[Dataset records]
■ ■ ■ ■ ■ ■ ■
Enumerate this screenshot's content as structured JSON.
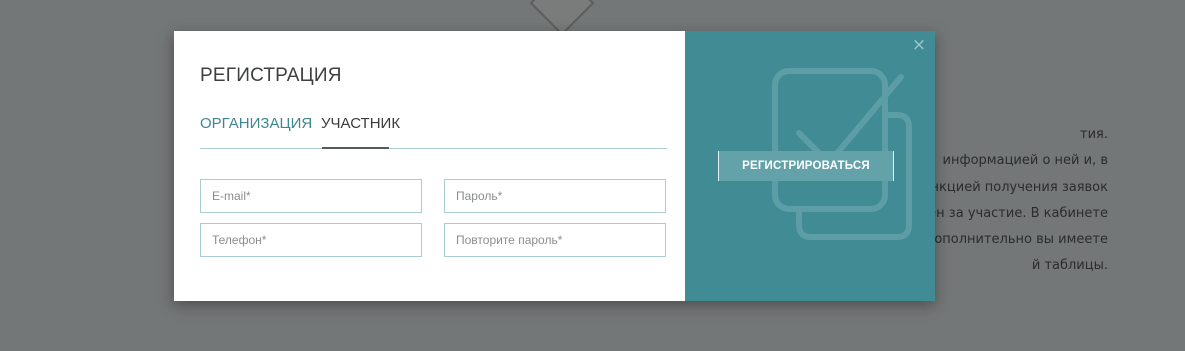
{
  "background": {
    "text_lines": [
      "тия.",
      "информацией о ней и, в",
      "функцией получения заявок",
      "ден за участие. В кабинете",
      "е. Дополнительно вы имеете",
      "й таблицы."
    ]
  },
  "modal": {
    "title": "РЕГИСТРАЦИЯ",
    "tabs": [
      {
        "label": "ОРГАНИЗАЦИЯ",
        "active": false
      },
      {
        "label": "УЧАСТНИК",
        "active": true
      }
    ],
    "fields": {
      "email_placeholder": "E-mail*",
      "password_placeholder": "Пароль*",
      "phone_placeholder": "Телефон*",
      "repeat_password_placeholder": "Повторите пароль*"
    },
    "register_button": "РЕГИСТРИРОВАТЬСЯ",
    "close_icon": "×",
    "colors": {
      "accent": "#418b94",
      "tab_active_text": "#3a3c3d",
      "tab_inactive_text": "#3f8691",
      "field_border": "#a9cdd1",
      "overlay": "#747777"
    }
  }
}
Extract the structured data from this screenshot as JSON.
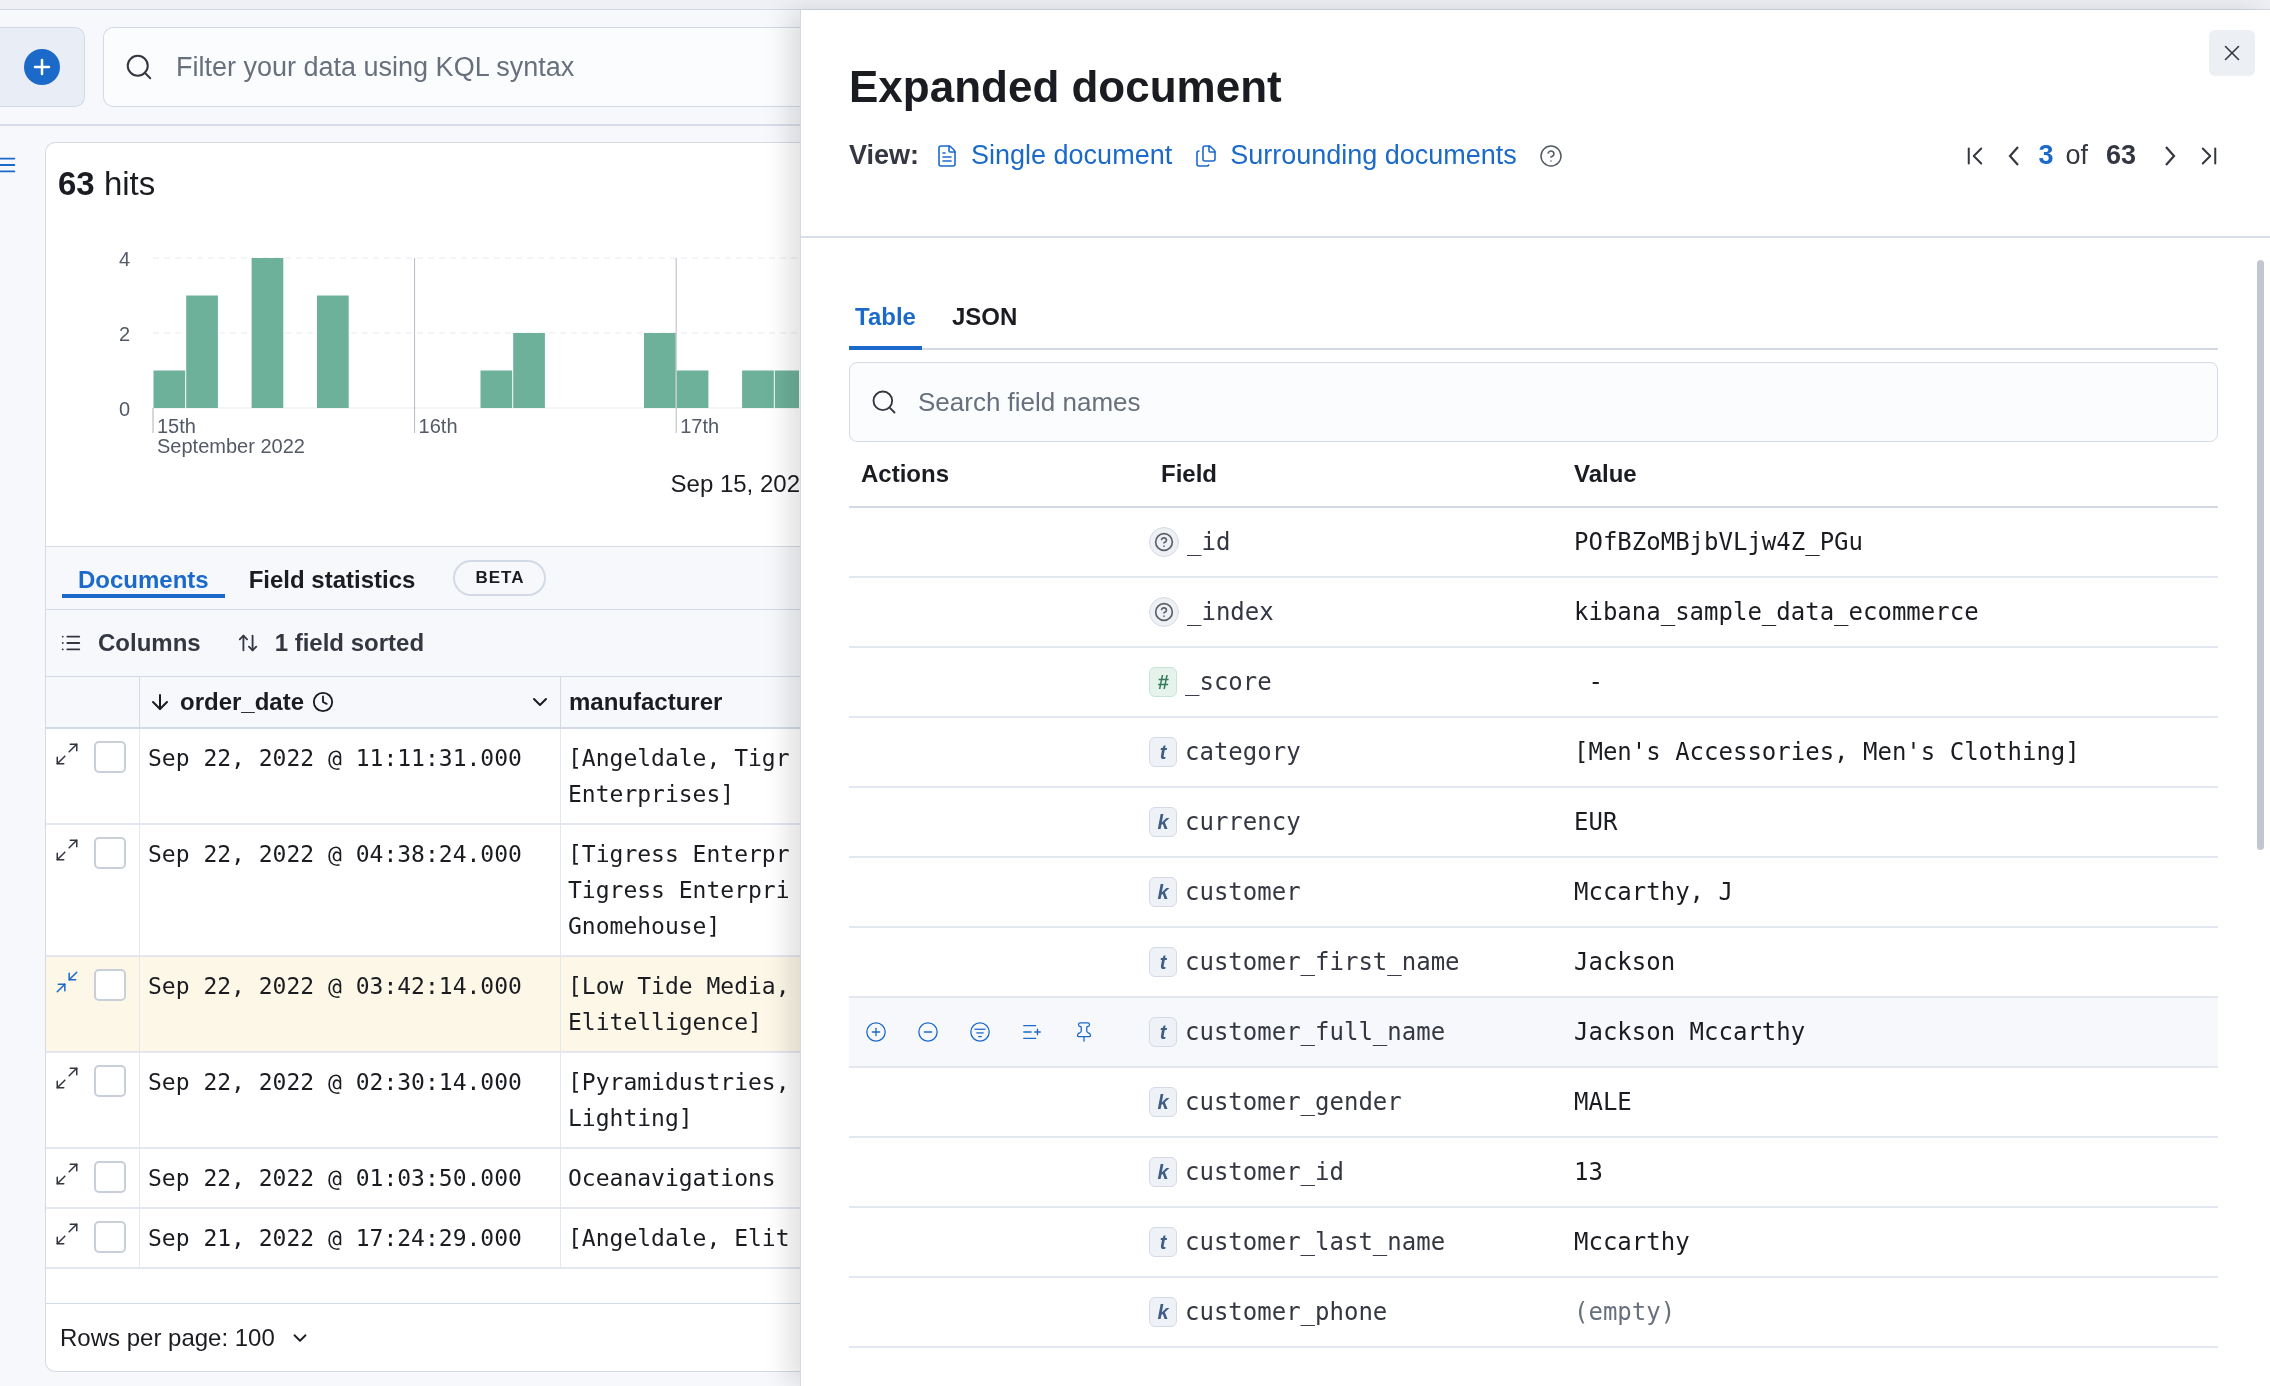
■ ■ ■ ■ ■ ■ ■
_What is required:_
Reproduce the whole listing exactly, but not the images in it.

_Final result:_
Enumerate this screenshot's content as structured JSON.
{
  "background": {
    "text_lines": [
      "тия.",
      "информацией о ней и, в",
      "функцией получения заявок",
      "ден за участие. В кабинете",
      "е. Дополнительно вы имеете",
      "й таблицы."
    ]
  },
  "modal": {
    "title": "РЕГИСТРАЦИЯ",
    "tabs": [
      {
        "label": "ОРГАНИЗАЦИЯ",
        "active": false
      },
      {
        "label": "УЧАСТНИК",
        "active": true
      }
    ],
    "fields": {
      "email_placeholder": "E-mail*",
      "password_placeholder": "Пароль*",
      "phone_placeholder": "Телефон*",
      "repeat_password_placeholder": "Повторите пароль*"
    },
    "register_button": "РЕГИСТРИРОВАТЬСЯ",
    "close_icon": "×",
    "colors": {
      "accent": "#418b94",
      "tab_active_text": "#3a3c3d",
      "tab_inactive_text": "#3f8691",
      "field_border": "#a9cdd1",
      "overlay": "#747777"
    }
  }
}
Extract the structured data from this screenshot as JSON.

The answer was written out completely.